> **TEXTAUSZUG**

Der vorliegende Versuch entsprang dem Bemühen, gewisse Unklarheiten, die mir an der Schwelle der Wirtschaftslehre Halt zu machen geboten, zu beseitigen; es war der wissenschaftliche Begriff des Bedürfnisses, dessen scharfe Fassung ich vermißte und die mir nicht allein für den Nationalökonomen von fundamentaler Bedeutung zu sein schien, sondern auch von großem Interesse für den Psychologen; als psychologische Studie habe ich die Analyse unternommen und nur als solche will die Arbeit gelten. Durch MARTY lernte ich das psychologische Seziermesser nach der Methode BRENTANOs zu gebrauchen und dieser unvergleichlichen Schulung ist zuzuschreiben, was etwa Richtiges im folgenden gefunden werden kann; wogegen die Meister für die Ungeschicklichkeit des Schülers nicht verantwortlich gemacht werden können. - Selbstverständlich teile ich das Los all der zahlreichen Schüler BRENTANOs, mich nur auf dessen veröffentlichte Werke ausdrücklich beziehen zu können, während die durch Vorlesungen sonst mündlich vermittelten Entdeckungen und neuen bedeutungsvollen Erkenntnisse, die in seinen Schriften niedergelegten noch übertreffen. -

In ursprünglicher, von der jetzigen Form und auch teilweise dem Inhalt, abweichender Gestalt wurde nachstehende Arbeit als Vortrag im deutschen akademischen Juristenverein in Prag gehalten im April 1893.

> **AUFGABE A**
Wo und wann wurde die Arbeit laut Textauszug in ihrer ursprünglichen Gestalt als Vortrag gehalten?

> **DATEN ZUR ÜBUNG**
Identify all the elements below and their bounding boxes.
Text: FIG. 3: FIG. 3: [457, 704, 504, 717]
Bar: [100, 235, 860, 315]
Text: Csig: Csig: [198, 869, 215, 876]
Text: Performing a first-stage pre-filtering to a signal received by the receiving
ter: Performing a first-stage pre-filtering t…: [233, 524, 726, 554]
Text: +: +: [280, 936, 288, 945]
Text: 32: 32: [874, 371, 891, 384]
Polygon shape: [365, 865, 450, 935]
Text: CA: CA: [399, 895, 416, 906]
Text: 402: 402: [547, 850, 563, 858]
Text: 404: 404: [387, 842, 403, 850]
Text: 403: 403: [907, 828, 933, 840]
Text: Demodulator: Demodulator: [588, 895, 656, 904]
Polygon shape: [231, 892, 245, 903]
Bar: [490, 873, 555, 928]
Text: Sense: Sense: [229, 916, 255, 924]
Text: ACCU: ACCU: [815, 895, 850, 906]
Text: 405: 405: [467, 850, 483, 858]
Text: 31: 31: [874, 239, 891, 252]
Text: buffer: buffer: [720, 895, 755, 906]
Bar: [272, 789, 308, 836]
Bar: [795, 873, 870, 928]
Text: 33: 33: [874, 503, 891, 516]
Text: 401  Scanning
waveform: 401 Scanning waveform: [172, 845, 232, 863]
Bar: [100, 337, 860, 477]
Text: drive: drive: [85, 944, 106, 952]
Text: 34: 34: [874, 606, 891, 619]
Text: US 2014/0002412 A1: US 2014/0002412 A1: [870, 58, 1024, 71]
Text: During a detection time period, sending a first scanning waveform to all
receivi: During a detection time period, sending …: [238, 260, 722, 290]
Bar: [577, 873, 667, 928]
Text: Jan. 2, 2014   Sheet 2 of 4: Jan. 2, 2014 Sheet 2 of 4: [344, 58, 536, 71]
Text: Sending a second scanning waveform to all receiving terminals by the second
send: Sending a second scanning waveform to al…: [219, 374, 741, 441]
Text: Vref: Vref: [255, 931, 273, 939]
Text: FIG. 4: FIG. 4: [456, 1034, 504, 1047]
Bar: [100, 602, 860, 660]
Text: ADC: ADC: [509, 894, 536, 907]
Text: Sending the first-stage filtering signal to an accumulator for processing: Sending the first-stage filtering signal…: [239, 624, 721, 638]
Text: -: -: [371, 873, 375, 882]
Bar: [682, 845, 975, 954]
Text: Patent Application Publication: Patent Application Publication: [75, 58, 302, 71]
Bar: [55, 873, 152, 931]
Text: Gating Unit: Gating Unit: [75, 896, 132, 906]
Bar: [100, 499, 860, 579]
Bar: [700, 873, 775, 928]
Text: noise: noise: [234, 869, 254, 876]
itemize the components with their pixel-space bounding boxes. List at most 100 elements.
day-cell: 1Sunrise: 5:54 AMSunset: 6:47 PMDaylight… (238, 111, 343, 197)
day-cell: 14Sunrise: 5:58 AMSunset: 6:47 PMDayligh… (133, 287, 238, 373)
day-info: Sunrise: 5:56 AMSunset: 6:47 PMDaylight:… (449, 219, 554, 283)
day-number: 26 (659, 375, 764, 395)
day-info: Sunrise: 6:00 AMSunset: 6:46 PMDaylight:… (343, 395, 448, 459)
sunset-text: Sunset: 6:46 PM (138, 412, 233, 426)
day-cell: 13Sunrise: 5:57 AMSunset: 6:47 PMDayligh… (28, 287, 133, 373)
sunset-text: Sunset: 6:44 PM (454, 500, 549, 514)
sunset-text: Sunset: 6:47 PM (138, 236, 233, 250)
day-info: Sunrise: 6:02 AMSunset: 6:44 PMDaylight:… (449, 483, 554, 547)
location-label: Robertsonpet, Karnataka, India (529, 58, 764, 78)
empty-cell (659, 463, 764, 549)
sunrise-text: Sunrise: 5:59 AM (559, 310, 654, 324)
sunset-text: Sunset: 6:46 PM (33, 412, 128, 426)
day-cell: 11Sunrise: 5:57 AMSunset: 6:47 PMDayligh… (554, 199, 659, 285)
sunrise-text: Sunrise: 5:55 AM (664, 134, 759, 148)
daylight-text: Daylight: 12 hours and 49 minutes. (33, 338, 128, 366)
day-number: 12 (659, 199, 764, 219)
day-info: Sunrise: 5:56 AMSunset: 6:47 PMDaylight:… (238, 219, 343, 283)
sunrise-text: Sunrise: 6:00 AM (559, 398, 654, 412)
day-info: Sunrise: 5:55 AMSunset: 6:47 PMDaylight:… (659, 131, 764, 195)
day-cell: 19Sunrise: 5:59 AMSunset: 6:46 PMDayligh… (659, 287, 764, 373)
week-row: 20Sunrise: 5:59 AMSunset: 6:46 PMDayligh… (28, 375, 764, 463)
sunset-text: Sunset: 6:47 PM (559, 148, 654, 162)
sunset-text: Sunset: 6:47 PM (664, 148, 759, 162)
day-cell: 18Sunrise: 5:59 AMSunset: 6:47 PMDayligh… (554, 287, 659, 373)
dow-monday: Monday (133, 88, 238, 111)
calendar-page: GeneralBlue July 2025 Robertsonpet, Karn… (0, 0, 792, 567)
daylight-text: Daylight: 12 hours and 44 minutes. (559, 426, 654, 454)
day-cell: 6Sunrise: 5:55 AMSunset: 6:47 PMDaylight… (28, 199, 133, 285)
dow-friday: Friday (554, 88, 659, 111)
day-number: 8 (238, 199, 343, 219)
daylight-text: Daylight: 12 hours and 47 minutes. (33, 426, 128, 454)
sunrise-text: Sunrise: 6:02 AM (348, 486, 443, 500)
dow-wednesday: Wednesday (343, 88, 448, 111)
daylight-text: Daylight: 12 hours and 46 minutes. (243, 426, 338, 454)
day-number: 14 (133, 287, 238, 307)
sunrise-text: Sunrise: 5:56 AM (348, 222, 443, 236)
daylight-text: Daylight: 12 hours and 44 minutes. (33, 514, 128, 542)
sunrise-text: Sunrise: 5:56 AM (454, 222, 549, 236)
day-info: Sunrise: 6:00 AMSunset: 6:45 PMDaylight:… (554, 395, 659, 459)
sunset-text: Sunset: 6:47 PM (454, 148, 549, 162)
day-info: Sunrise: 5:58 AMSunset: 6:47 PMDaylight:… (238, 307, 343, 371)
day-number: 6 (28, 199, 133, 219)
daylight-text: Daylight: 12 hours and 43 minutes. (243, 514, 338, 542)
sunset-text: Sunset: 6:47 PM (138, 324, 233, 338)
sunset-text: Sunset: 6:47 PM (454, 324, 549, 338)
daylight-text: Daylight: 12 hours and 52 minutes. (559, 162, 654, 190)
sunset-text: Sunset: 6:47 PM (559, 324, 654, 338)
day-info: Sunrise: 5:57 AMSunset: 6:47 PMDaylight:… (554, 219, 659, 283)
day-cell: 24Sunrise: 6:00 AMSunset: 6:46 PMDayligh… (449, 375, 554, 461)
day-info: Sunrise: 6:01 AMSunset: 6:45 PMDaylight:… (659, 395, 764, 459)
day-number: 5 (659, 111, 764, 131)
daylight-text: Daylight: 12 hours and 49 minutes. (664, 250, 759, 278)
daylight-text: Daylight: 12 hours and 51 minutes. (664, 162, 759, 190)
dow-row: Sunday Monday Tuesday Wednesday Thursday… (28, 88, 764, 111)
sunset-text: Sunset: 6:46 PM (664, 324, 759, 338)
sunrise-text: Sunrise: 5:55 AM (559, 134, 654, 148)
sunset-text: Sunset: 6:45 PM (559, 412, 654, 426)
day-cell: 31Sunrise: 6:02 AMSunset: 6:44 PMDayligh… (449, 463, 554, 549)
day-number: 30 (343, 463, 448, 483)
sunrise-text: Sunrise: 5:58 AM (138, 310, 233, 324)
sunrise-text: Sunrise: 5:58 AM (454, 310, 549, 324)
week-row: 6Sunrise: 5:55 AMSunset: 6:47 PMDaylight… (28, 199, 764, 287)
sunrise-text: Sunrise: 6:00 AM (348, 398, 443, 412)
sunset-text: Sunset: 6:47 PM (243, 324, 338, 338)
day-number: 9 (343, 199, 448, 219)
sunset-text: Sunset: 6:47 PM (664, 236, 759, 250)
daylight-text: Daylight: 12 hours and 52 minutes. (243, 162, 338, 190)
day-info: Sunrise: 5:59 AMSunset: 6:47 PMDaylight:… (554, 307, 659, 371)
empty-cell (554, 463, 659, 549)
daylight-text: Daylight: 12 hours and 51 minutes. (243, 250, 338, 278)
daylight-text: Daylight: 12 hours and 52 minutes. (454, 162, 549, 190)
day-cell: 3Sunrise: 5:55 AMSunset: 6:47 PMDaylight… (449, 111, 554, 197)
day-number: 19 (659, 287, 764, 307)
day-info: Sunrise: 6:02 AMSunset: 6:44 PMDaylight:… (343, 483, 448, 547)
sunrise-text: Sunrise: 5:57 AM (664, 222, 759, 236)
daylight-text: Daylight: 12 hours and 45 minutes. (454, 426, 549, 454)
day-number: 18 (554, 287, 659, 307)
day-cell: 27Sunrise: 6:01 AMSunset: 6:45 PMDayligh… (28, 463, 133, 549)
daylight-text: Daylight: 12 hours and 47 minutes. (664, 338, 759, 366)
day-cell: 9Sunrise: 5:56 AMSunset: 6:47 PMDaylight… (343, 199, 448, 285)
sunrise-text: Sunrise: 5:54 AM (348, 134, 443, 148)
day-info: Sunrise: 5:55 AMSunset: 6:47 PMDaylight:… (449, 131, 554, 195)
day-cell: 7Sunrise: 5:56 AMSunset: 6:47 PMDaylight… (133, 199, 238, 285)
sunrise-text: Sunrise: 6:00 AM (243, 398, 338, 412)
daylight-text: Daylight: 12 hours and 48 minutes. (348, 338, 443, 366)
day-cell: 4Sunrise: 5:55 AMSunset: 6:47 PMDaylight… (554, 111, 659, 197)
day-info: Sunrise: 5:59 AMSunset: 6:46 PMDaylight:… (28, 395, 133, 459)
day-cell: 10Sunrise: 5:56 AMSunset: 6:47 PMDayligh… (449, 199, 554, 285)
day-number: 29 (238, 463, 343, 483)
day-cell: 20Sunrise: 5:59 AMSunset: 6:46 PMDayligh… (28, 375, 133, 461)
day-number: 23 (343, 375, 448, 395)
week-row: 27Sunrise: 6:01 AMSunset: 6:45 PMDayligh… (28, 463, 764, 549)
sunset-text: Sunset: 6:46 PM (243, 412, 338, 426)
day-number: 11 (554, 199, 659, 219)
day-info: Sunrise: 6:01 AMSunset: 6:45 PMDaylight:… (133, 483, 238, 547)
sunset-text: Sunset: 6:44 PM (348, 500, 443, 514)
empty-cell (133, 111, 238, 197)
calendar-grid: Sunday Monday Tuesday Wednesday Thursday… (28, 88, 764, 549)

> **AUFGABE B**
Suchen Sie aus den Einträgen jede Zeile heraus, die das Wort "their" enthält.

> **VOLLSTÄNDIGE ANTWORT A**
Im deutschen akademischen Juristenverein in Prag im April 1893.

> **VOLLSTÄNDIGE ANTWORT B**
Identify all the elements below and their bounding boxes.
itemize the components with their pixel-space bounding boxes. List at most 100 elements.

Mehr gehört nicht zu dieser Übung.